* What you will do *
Without the images, write out the whole listing exactly.

(Records from a data source)
↓
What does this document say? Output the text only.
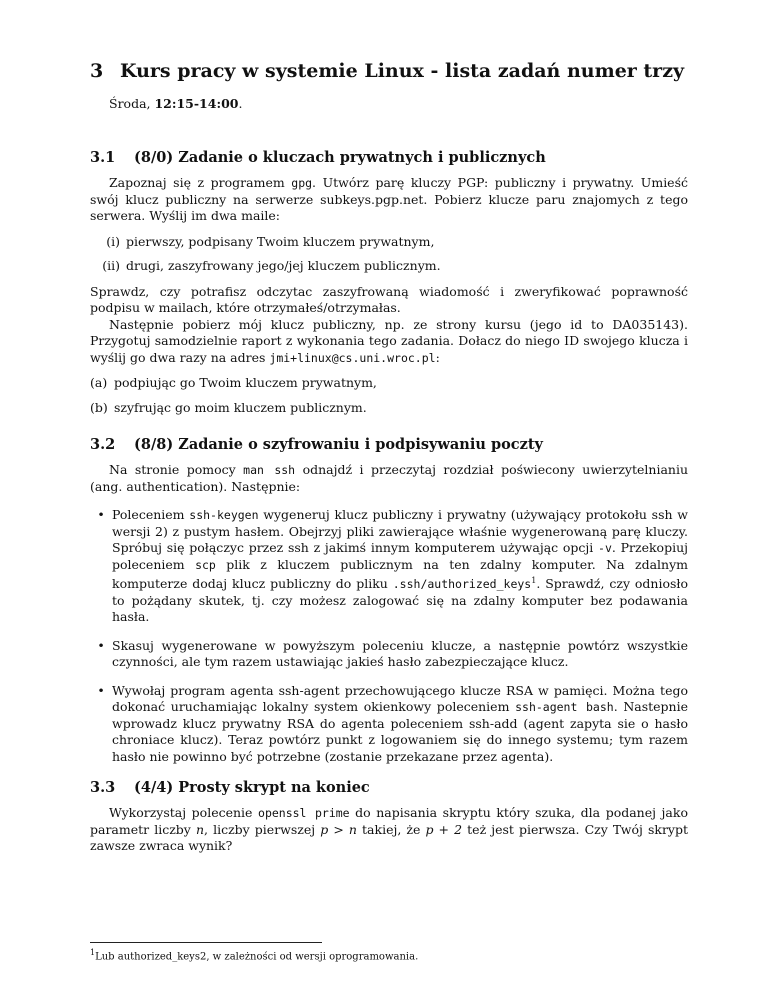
3 Kurs pracy w systemie Linux - lista zadań numer trzy
Środa, 12:15-14:00.
3.1	(8/0) Zadanie o kluczach prywatnych i publicznych

Zapoznaj się z programem gpg. Utwórz parę kluczy PGP: publiczny i prywatny. Umieść swój klucz publiczny na serwerze subkeys.pgp.net. Pobierz klucze paru znajomych z tego serwera. Wyślij im dwa maile:

(i) pierwszy, podpisany Twoim kluczem prywatnym,
(ii) drugi, zaszyfrowany jego/jej kluczem publicznym.

Sprawdz, czy potrafisz odczytac zaszyfrowaną wiadomość i zweryfikować poprawność podpisu w mailach, które otrzymałeś/otrzymałas.

Następnie pobierz mój klucz publiczny, np. ze strony kursu (jego id to DA035143). Przygotuj samodzielnie raport z wykonania tego zadania. Dołacz do niego ID swojego klucza i wyślij go dwa razy na adres jmi+linux@cs.uni.wroc.pl:

(a) podpiując go Twoim kluczem prywatnym,
(b) szyfrując go moim kluczem publicznym.
3.2	(8/8) Zadanie o szyfrowaniu i podpisywaniu poczty

Na stronie pomocy man ssh odnajdź i przeczytaj rozdział poświecony uwierzytelnianiu (ang. authentication). Następnie:

• Poleceniem ssh-keygen wygeneruj klucz publiczny i prywatny (używający protokołu ssh w wersji 2) z pustym hasłem. Obejrzyj pliki zawierające właśnie wygenerowaną parę kluczy. Spróbuj się połączyc przez ssh z jakimś innym komputerem używając opcji -v. Przekopiuj poleceniem scp plik z kluczem publicznym na ten zdalny komputer. Na zdalnym komputerze dodaj klucz publiczny do pliku .ssh/authorized_keys$^1$. Sprawdź, czy odniosło to pożądany skutek, tj. czy możesz zalogować się na zdalny komputer bez podawania hasła.

• Skasuj wygenerowane w powyższym poleceniu klucze, a następnie powtórz wszystkie czynności, ale tym razem ustawiając jakieś hasło zabezpieczające klucz.

• Wywołaj program agenta ssh-agent przechowującego klucze RSA w pamięci. Można tego dokonać uruchamiając lokalny system okienkowy poleceniem ssh-agent bash. Nastepnie wprowadz klucz prywatny RSA do agenta poleceniem ssh-add (agent zapyta sie o hasło chroniace klucz). Teraz powtórz punkt z logowaniem się do innego systemu; tym razem hasło nie powinno być potrzebne (zostanie przekazane przez agenta).

3.3	(4/4) Prosty skrypt na koniec

Wykorzystaj polecenie openssl prime do napisania skryptu który szuka, dla podanej jako parametr liczby n, liczby pierwszej p > n takiej, że p + 2 też jest pierwsza. Czy Twój skrypt zawsze zwraca wynik?

$^1$Lub authorized_keys2, w zależności od wersji oprogramowania.
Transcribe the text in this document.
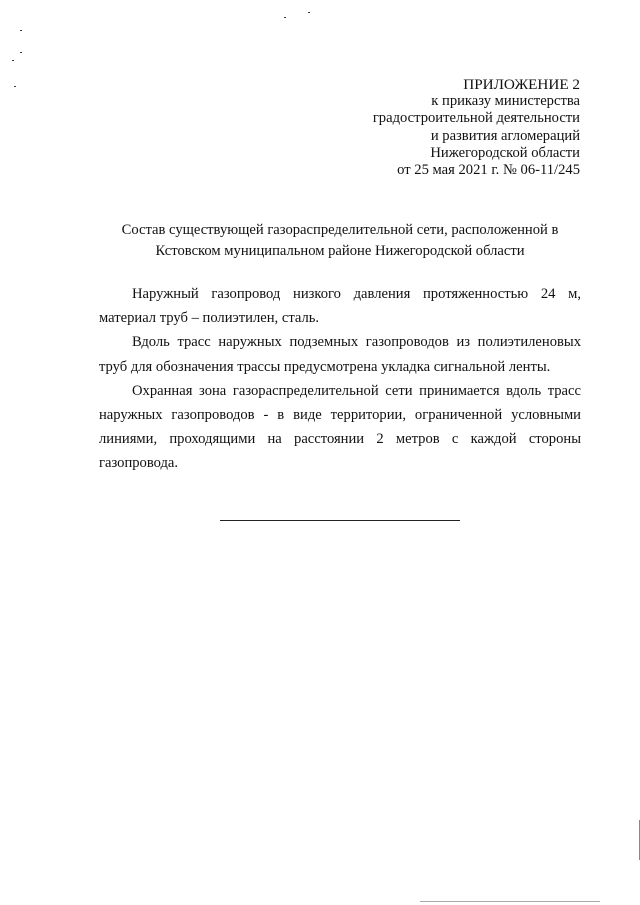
ПРИЛОЖЕНИЕ 2
к приказу министерства
градостроительной деятельности
и развития агломераций
Нижегородской области
от 25 мая 2021 г. № 06-11/245
Состав существующей газораспределительной сети, расположенной в
Кстовском муниципальном районе Нижегородской области

Наружный газопровод низкого давления протяженностью 24 м, материал труб – полиэтилен, сталь.

Вдоль трасс наружных подземных газопроводов из полиэтиленовых труб для обозначения трассы предусмотрена укладка сигнальной ленты.

Охранная зона газораспределительной сети принимается вдоль трасс наружных газопроводов - в виде территории, ограниченной условными линиями, проходящими на расстоянии 2 метров с каждой стороны газопровода.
↑
* Worked solution *
What does this document say? Output the text only.
3 Kurs pracy w systemie Linux - lista zadań numer trzy
Środa, 12:15-14:00.
3.1	(8/0) Zadanie o kluczach prywatnych i publicznych

Zapoznaj się z programem gpg. Utwórz parę kluczy PGP: publiczny i prywatny. Umieść swój klucz publiczny na serwerze subkeys.pgp.net. Pobierz klucze paru znajomych z tego serwera. Wyślij im dwa maile:

(i) pierwszy, podpisany Twoim kluczem prywatnym,
(ii) drugi, zaszyfrowany jego/jej kluczem publicznym.

Sprawdz, czy potrafisz odczytac zaszyfrowaną wiadomość i zweryfikować poprawność podpisu w mailach, które otrzymałeś/otrzymałas.

Następnie pobierz mój klucz publiczny, np. ze strony kursu (jego id to DA035143). Przygotuj samodzielnie raport z wykonania tego zadania. Dołacz do niego ID swojego klucza i wyślij go dwa razy na adres jmi+linux@cs.uni.wroc.pl:

(a) podpiując go Twoim kluczem prywatnym,
(b) szyfrując go moim kluczem publicznym.
3.2	(8/8) Zadanie o szyfrowaniu i podpisywaniu poczty

Na stronie pomocy man ssh odnajdź i przeczytaj rozdział poświecony uwierzytelnianiu (ang. authentication). Następnie:

• Poleceniem ssh-keygen wygeneruj klucz publiczny i prywatny (używający protokołu ssh w wersji 2) z pustym hasłem. Obejrzyj pliki zawierające właśnie wygenerowaną parę kluczy. Spróbuj się połączyc przez ssh z jakimś innym komputerem używając opcji -v. Przekopiuj poleceniem scp plik z kluczem publicznym na ten zdalny komputer. Na zdalnym komputerze dodaj klucz publiczny do pliku .ssh/authorized_keys$^1$. Sprawdź, czy odniosło to pożądany skutek, tj. czy możesz zalogować się na zdalny komputer bez podawania hasła.

• Skasuj wygenerowane w powyższym poleceniu klucze, a następnie powtórz wszystkie czynności, ale tym razem ustawiając jakieś hasło zabezpieczające klucz.

• Wywołaj program agenta ssh-agent przechowującego klucze RSA w pamięci. Można tego dokonać uruchamiając lokalny system okienkowy poleceniem ssh-agent bash. Nastepnie wprowadz klucz prywatny RSA do agenta poleceniem ssh-add (agent zapyta sie o hasło chroniace klucz). Teraz powtórz punkt z logowaniem się do innego systemu; tym razem hasło nie powinno być potrzebne (zostanie przekazane przez agenta).

3.3	(4/4) Prosty skrypt na koniec

Wykorzystaj polecenie openssl prime do napisania skryptu który szuka, dla podanej jako parametr liczby n, liczby pierwszej p > n takiej, że p + 2 też jest pierwsza. Czy Twój skrypt zawsze zwraca wynik?

$^1$Lub authorized_keys2, w zależności od wersji oprogramowania.
Transcribe the text in this document.
ПРИЛОЖЕНИЕ 2
к приказу министерства
градостроительной деятельности
и развития агломераций
Нижегородской области
от 25 мая 2021 г. № 06-11/245
Состав существующей газораспределительной сети, расположенной в
Кстовском муниципальном районе Нижегородской области

Наружный газопровод низкого давления протяженностью 24 м, материал труб – полиэтилен, сталь.

Вдоль трасс наружных подземных газопроводов из полиэтиленовых труб для обозначения трассы предусмотрена укладка сигнальной ленты.

Охранная зона газораспределительной сети принимается вдоль трасс наружных газопроводов - в виде территории, ограниченной условными линиями, проходящими на расстоянии 2 метров с каждой стороны газопровода.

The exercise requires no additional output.